The problem — Produce an exact transcription of the listing below, omitting the pictures.

## start

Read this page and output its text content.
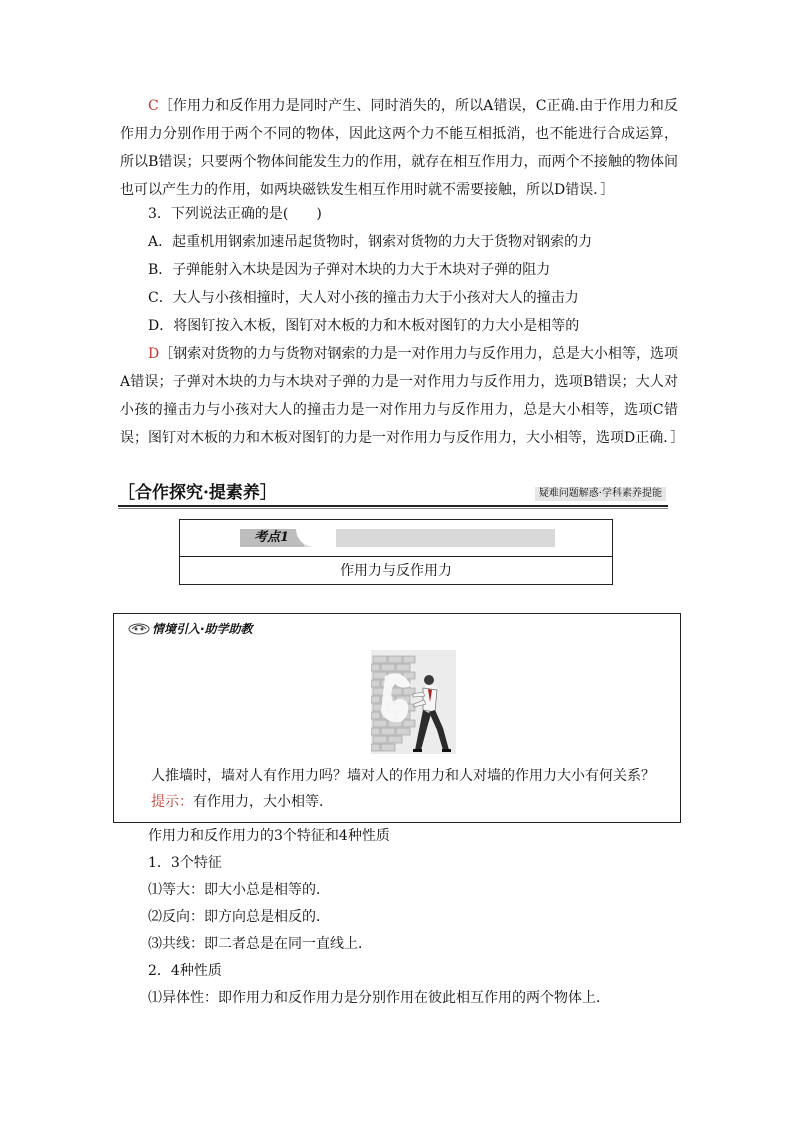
C［作用力和反作用力是同时产生、同时消失的，所以A错误，C正确.由于作用力和反作用力分别作用于两个不同的物体，因此这两个力不能互相抵消，也不能进行合成运算，所以B错误；只要两个物体间能发生力的作用，就存在相互作用力，而两个不接触的物体间也可以产生力的作用，如两块磁铁发生相互作用时就不需要接触，所以D错误．］

3．下列说法正确的是(　　)

A．起重机用钢索加速吊起货物时，钢索对货物的力大于货物对钢索的力

B．子弹能射入木块是因为子弹对木块的力大于木块对子弹的阻力

C．大人与小孩相撞时，大人对小孩的撞击力大于小孩对大人的撞击力

D．将图钉按入木板，图钉对木板的力和木板对图钉的力大小是相等的

D［钢索对货物的力与货物对钢索的力是一对作用力与反作用力，总是大小相等，选项A错误；子弹对木块的力与木块对子弹的力是一对作用力与反作用力，选项B错误；大人对小孩的撞击力与小孩对大人的撞击力是一对作用力与反作用力，总是大小相等，选项C错误；图钉对木板的力和木板对图钉的力是一对作用力与反作用力，大小相等，选项D正确．］

［合作探究·提素养］	疑难问题解惑·学科素养提能
考点1
作用力与反作用力
情境引入·助学助教
人推墙时，墙对人有作用力吗？墙对人的作用力和人对墙的作用力大小有何关系？
提示：有作用力，大小相等．

作用力和反作用力的3个特征和4种性质

1．3个特征

⑴等大：即大小总是相等的．

⑵反向：即方向总是相反的．

⑶共线：即二者总是在同一直线上．

2．4种性质

⑴异体性：即作用力和反作用力是分别作用在彼此相互作用的两个物体上．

## end

Task response —
Read this page and output its text content.
C［作用力和反作用力是同时产生、同时消失的，所以A错误，C正确.由于作用力和反作用力分别作用于两个不同的物体，因此这两个力不能互相抵消，也不能进行合成运算，所以B错误；只要两个物体间能发生力的作用，就存在相互作用力，而两个不接触的物体间也可以产生力的作用，如两块磁铁发生相互作用时就不需要接触，所以D错误．］

3．下列说法正确的是(　　)

A．起重机用钢索加速吊起货物时，钢索对货物的力大于货物对钢索的力

B．子弹能射入木块是因为子弹对木块的力大于木块对子弹的阻力

C．大人与小孩相撞时，大人对小孩的撞击力大于小孩对大人的撞击力

D．将图钉按入木板，图钉对木板的力和木板对图钉的力大小是相等的

D［钢索对货物的力与货物对钢索的力是一对作用力与反作用力，总是大小相等，选项A错误；子弹对木块的力与木块对子弹的力是一对作用力与反作用力，选项B错误；大人对小孩的撞击力与小孩对大人的撞击力是一对作用力与反作用力，总是大小相等，选项C错误；图钉对木板的力和木板对图钉的力是一对作用力与反作用力，大小相等，选项D正确．］

［合作探究·提素养］	疑难问题解惑·学科素养提能
考点1
作用力与反作用力
情境引入·助学助教
人推墙时，墙对人有作用力吗？墙对人的作用力和人对墙的作用力大小有何关系？
提示：有作用力，大小相等．

作用力和反作用力的3个特征和4种性质

1．3个特征

⑴等大：即大小总是相等的．

⑵反向：即方向总是相反的．

⑶共线：即二者总是在同一直线上．

2．4种性质

⑴异体性：即作用力和反作用力是分别作用在彼此相互作用的两个物体上．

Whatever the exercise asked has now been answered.